**INFORMATION PROVIDED:**
## Begin

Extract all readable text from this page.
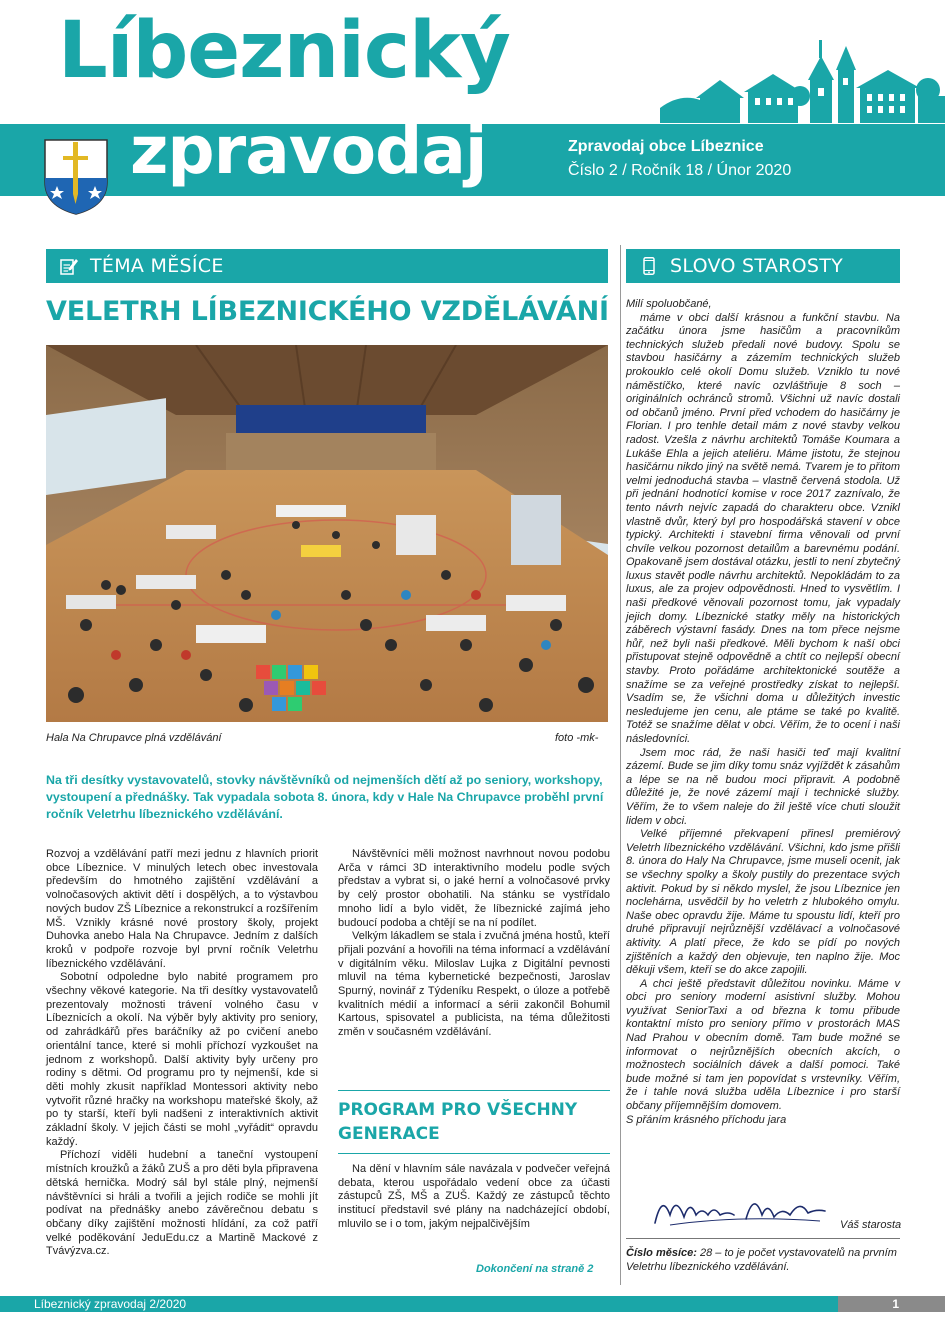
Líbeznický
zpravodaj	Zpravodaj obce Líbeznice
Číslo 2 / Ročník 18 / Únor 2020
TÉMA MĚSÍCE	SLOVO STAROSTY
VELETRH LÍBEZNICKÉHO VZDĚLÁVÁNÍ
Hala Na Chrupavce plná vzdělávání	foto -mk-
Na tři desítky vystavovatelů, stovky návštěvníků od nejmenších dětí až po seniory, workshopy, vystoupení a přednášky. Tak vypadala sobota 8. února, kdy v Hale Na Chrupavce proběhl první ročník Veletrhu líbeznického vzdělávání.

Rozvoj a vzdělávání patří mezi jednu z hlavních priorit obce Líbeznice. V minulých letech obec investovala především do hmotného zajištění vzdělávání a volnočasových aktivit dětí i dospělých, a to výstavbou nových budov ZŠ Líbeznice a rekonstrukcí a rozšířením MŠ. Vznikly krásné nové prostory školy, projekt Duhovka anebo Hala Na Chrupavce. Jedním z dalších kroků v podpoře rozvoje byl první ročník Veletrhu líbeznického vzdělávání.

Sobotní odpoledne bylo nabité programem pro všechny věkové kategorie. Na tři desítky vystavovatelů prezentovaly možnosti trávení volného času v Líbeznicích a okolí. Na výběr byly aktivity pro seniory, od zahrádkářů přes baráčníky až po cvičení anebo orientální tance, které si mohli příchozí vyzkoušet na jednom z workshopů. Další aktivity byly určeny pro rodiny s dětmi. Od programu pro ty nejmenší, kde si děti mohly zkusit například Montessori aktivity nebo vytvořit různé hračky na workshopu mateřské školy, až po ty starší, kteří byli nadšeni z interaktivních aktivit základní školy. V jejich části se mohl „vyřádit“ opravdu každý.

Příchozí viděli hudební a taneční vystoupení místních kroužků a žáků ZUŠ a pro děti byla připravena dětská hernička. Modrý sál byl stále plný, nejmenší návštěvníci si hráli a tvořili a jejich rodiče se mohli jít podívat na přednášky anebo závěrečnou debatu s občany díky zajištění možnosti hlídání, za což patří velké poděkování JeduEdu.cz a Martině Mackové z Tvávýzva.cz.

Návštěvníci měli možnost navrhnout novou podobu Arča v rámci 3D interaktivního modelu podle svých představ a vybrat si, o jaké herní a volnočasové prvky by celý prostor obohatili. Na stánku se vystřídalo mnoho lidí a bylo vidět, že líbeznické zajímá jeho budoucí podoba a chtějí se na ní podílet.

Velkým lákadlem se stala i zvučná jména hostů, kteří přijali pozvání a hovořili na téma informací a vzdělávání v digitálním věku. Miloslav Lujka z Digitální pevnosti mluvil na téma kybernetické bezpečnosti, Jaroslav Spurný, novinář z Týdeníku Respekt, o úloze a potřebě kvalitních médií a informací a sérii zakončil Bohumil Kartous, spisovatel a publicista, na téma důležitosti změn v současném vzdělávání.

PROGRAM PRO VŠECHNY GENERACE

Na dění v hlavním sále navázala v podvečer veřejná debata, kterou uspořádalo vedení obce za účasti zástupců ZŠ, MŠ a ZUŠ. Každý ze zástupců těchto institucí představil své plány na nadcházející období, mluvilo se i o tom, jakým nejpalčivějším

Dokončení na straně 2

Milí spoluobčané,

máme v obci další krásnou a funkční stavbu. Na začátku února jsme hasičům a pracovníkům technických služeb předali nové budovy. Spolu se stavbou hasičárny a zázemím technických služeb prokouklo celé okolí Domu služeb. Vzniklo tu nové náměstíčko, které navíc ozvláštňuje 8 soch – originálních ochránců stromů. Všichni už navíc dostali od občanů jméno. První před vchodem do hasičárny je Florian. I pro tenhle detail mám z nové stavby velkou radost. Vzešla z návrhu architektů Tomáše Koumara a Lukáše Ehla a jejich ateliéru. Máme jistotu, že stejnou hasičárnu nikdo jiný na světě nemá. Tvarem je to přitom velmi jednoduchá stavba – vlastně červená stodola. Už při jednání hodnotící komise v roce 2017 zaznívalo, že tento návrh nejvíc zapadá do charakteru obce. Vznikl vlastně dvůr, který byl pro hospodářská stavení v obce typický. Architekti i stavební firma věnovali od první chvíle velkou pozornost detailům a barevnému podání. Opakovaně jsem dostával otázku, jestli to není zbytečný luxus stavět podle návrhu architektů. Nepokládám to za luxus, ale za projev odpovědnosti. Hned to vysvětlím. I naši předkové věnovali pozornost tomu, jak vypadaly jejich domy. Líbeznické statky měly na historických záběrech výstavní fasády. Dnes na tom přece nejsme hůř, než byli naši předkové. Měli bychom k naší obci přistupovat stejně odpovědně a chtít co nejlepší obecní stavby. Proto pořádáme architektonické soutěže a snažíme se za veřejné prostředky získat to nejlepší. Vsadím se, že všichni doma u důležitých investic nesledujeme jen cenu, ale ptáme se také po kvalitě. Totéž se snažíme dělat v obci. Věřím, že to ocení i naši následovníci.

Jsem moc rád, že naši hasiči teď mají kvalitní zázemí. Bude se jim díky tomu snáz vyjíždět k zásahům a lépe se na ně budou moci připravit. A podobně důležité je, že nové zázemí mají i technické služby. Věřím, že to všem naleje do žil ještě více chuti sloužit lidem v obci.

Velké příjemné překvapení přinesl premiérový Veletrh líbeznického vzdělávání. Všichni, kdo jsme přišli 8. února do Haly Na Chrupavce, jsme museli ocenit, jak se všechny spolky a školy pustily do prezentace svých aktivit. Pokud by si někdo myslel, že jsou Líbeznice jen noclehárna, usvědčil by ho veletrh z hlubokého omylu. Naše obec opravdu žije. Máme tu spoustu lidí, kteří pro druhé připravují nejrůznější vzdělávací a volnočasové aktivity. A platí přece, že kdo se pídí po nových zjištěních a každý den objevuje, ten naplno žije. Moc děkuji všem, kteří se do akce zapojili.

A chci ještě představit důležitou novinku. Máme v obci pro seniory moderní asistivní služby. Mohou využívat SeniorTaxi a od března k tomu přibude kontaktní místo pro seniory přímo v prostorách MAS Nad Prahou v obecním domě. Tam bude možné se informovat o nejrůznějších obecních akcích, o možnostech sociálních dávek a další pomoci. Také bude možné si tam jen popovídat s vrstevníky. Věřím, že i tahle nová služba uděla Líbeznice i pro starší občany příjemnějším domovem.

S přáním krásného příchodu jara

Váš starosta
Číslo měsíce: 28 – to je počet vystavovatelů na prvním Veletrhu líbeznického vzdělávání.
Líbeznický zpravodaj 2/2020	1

## End
## Begin

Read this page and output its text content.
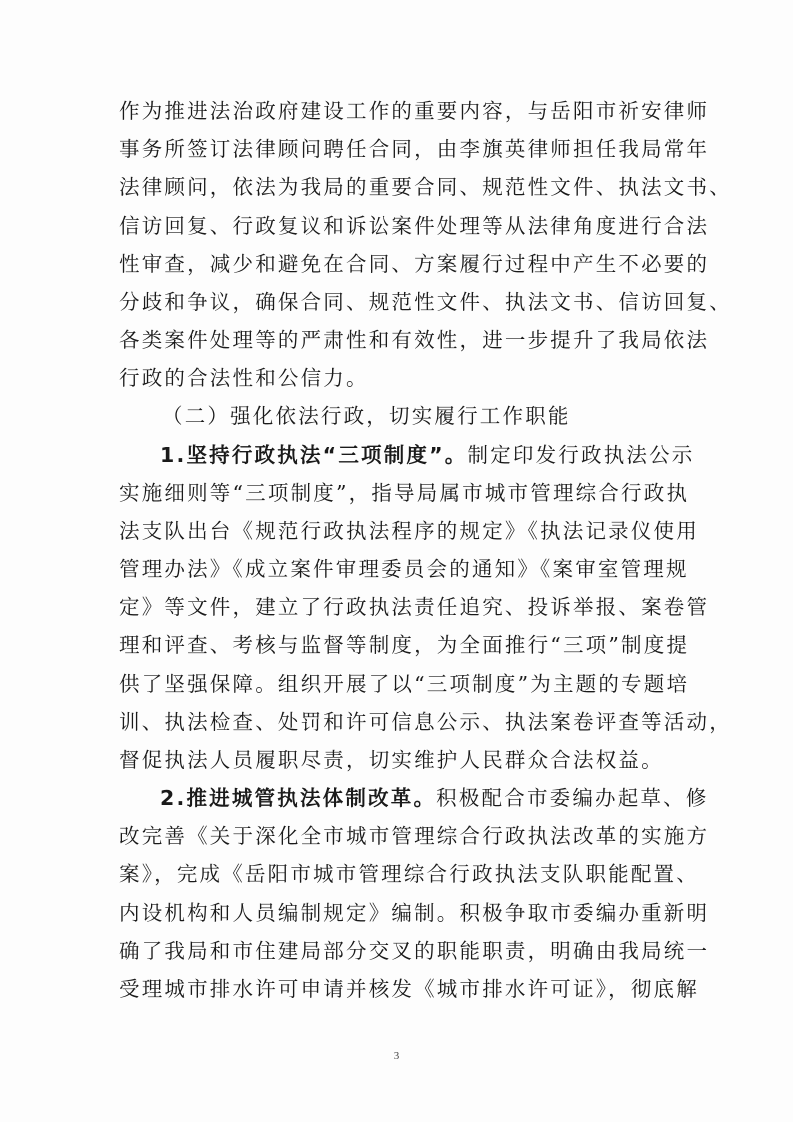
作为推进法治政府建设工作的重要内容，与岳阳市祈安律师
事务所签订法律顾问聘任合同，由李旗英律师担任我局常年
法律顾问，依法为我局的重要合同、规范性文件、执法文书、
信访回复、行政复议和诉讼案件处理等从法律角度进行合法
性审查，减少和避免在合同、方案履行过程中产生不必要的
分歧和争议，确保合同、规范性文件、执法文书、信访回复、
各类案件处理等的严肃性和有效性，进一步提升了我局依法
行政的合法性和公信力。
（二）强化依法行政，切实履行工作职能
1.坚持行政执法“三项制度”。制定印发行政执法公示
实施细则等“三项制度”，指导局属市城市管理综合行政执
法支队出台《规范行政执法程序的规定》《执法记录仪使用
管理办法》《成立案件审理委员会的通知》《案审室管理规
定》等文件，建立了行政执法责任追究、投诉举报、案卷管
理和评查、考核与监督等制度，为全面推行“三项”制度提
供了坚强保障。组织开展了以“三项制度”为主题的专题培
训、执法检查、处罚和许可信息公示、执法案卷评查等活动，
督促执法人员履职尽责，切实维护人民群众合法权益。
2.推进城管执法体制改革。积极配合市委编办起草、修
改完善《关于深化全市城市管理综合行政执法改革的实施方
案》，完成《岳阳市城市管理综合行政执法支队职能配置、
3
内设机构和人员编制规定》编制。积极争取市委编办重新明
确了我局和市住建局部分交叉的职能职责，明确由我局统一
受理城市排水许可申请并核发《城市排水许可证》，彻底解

## End
## Begin

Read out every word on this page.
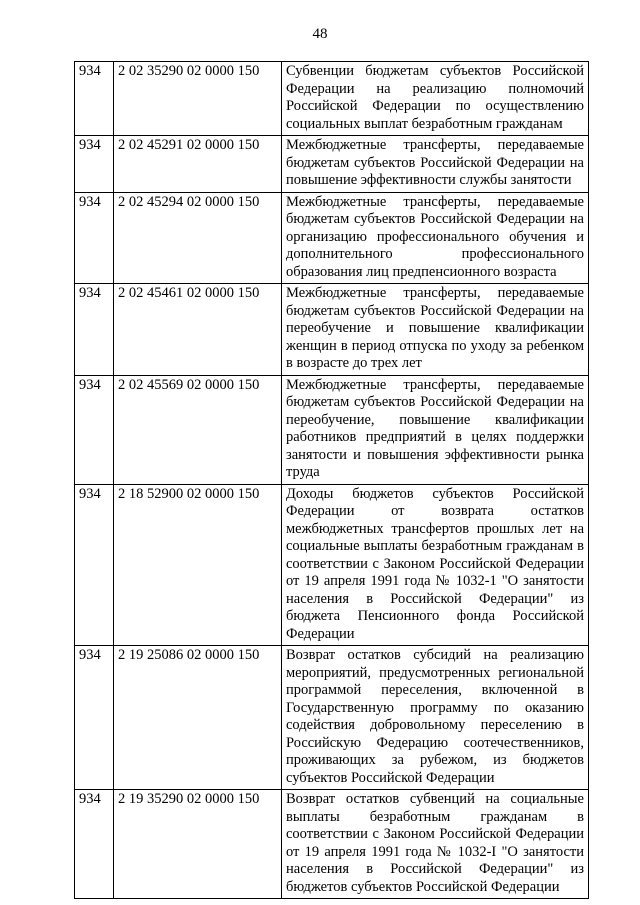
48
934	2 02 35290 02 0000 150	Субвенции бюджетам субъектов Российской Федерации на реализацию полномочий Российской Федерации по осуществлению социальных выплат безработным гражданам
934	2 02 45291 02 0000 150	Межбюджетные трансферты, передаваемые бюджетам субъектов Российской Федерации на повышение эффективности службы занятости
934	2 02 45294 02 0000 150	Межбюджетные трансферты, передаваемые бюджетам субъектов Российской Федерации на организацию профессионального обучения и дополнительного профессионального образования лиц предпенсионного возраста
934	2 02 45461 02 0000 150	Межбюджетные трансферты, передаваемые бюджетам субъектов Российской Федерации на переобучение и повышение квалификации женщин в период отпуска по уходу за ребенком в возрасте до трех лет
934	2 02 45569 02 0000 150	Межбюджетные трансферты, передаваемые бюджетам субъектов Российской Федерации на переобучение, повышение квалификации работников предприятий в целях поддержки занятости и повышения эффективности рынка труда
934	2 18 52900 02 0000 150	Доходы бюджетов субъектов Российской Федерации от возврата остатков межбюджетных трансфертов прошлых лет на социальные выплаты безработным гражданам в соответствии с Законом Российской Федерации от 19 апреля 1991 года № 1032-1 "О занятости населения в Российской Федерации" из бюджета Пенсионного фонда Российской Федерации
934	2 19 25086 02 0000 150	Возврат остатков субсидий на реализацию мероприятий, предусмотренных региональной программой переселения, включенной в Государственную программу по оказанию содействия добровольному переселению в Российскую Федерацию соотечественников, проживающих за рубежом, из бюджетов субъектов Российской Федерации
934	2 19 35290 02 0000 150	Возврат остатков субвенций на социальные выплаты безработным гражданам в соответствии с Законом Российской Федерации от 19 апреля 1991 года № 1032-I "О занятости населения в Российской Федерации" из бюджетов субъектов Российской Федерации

## End

**SET TASK:** Show every line from the entries above in which the word "opravdu" appears.

**EXPECTED ANSWER:**
Sobotní odpoledne bylo nabité programem pro všechny věkové kategorie. Na tři desítky vystavovatelů prezentovaly možnosti trávení volného času v Líbeznicích a okolí. Na výběr byly aktivity pro seniory, od zahrádkářů přes baráčníky až po cvičení anebo orientální tance, které si mohli příchozí vyzkoušet na jednom z workshopů. Další aktivity byly určeny pro rodiny s dětmi. Od programu pro ty nejmenší, kde si děti mohly zkusit například Montessori aktivity nebo vytvořit různé hračky na workshopu mateřské školy, až po ty starší, kteří byli nadšeni z interaktivních aktivit základní školy. V jejich části se mohl „vyřádit“ opravdu každý.
Velké příjemné překvapení přinesl premiérový Veletrh líbeznického vzdělávání. Všichni, kdo jsme přišli 8. února do Haly Na Chrupavce, jsme museli ocenit, jak se všechny spolky a školy pustily do prezentace svých aktivit. Pokud by si někdo myslel, že jsou Líbeznice jen noclehárna, usvědčil by ho veletrh z hlubokého omylu. Naše obec opravdu žije. Máme tu spoustu lidí, kteří pro druhé připravují nejrůznější vzdělávací a volnočasové aktivity. A platí přece, že kdo se pídí po nových zjištěních a každý den objevuje, ten naplno žije. Moc děkuji všem, kteří se do akce zapojili.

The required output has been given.